--- WRITTEN INSTRUCTION ---
Your task is to locate every line holding the string "User" and to copy each of them.

--- MATERIAL SHOWN ---
.....

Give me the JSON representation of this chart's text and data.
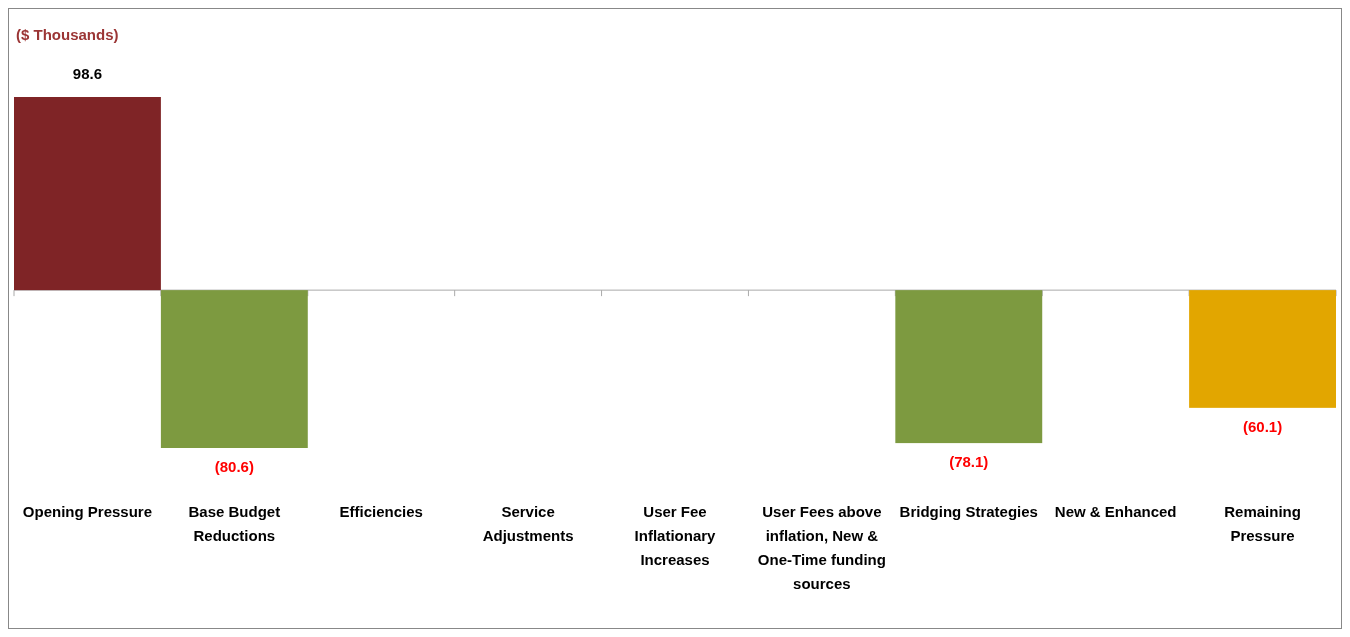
{
  "chart_data": {
    "type": "bar",
    "ylabel": "($ Thousands)",
    "categories": [
      "Opening Pressure",
      "Base Budget Reductions",
      "Efficiencies",
      "Service Adjustments",
      "User Fee Inflationary Increases",
      "User Fees above inflation, New & One-Time funding sources",
      "Bridging Strategies",
      "New & Enhanced",
      "Remaining Pressure"
    ],
    "values": [
      98.6,
      -80.6,
      0,
      0,
      0,
      0,
      -78.1,
      0,
      -60.1
    ],
    "colors": [
      "#7f2426",
      "#7d9a40",
      null,
      null,
      null,
      null,
      "#7d9a40",
      null,
      "#e2a600"
    ],
    "value_labels": [
      "98.6",
      "(80.6)",
      null,
      null,
      null,
      null,
      "(78.1)",
      null,
      "(60.1)"
    ]
  }
}
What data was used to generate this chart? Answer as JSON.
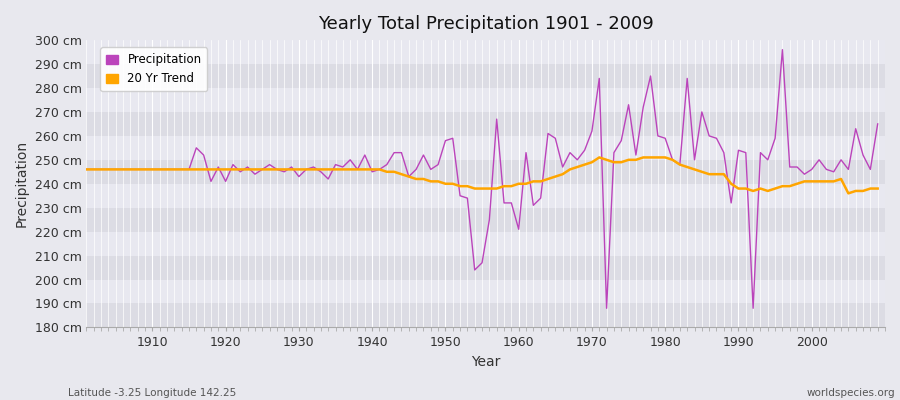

.....

--- CORRECT RESPONSE ---
      "User Fee Inflationary Increases",
      "User Fees above inflation, New & One-Time funding sources",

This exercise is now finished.